Collected data entries:
┏━━

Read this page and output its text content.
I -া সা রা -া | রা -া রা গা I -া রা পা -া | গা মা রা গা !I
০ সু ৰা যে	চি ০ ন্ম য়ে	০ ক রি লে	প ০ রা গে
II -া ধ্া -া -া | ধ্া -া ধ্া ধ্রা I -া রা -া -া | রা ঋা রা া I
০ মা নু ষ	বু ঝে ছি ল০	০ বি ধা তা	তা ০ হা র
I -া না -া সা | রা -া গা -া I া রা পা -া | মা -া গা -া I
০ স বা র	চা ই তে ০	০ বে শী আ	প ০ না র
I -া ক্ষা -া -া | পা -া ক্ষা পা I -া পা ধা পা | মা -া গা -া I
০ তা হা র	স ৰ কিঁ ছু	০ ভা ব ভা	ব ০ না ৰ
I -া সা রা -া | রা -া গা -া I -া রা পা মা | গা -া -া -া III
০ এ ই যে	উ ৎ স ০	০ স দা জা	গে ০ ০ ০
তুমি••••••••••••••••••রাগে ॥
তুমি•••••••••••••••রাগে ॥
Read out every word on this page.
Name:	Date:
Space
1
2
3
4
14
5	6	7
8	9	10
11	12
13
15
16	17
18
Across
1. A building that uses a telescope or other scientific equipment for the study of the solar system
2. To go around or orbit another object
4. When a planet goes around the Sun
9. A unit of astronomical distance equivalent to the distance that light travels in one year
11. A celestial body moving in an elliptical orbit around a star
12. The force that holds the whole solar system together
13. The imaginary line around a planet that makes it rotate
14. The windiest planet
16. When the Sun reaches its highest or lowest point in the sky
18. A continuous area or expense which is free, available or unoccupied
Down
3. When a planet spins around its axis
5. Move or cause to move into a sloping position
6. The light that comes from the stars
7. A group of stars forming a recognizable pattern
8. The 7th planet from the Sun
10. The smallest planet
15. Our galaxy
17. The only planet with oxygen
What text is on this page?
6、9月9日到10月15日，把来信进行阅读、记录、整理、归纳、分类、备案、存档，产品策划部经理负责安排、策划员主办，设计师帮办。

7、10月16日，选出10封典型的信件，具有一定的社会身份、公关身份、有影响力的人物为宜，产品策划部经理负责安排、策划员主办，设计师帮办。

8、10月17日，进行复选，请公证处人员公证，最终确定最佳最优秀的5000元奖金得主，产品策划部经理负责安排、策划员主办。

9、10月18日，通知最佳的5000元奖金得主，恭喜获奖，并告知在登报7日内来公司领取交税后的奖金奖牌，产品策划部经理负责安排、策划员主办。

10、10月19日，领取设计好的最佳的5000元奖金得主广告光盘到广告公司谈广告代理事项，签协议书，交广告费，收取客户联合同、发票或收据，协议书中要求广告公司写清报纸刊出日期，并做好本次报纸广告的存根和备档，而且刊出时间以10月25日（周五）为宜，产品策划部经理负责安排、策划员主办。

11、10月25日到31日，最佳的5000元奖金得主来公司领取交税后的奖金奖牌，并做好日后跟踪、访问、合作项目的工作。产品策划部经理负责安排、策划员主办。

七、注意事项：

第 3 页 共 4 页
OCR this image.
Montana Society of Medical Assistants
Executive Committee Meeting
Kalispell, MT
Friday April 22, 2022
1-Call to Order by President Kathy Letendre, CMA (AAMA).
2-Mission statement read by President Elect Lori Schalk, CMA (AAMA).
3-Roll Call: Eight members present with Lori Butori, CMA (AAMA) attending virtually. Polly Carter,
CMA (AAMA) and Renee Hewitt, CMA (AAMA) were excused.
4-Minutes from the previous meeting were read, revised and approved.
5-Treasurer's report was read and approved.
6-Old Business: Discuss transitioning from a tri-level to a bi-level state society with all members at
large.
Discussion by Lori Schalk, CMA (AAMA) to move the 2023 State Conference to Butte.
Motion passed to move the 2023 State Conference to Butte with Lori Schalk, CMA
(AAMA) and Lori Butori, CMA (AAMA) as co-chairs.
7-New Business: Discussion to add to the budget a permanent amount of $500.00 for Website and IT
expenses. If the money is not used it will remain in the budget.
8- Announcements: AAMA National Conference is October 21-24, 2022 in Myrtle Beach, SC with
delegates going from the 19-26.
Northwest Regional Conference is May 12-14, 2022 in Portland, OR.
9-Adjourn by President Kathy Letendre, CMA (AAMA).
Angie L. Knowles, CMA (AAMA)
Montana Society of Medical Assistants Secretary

┗━━

WHAT TO WORK ON: Make a list of all lines in the data that contain "were".

RESULT:
CMA (AAMA) and Renee Hewitt, CMA (AAMA) were excused.
4-Minutes from the previous meeting were read, revised and approved.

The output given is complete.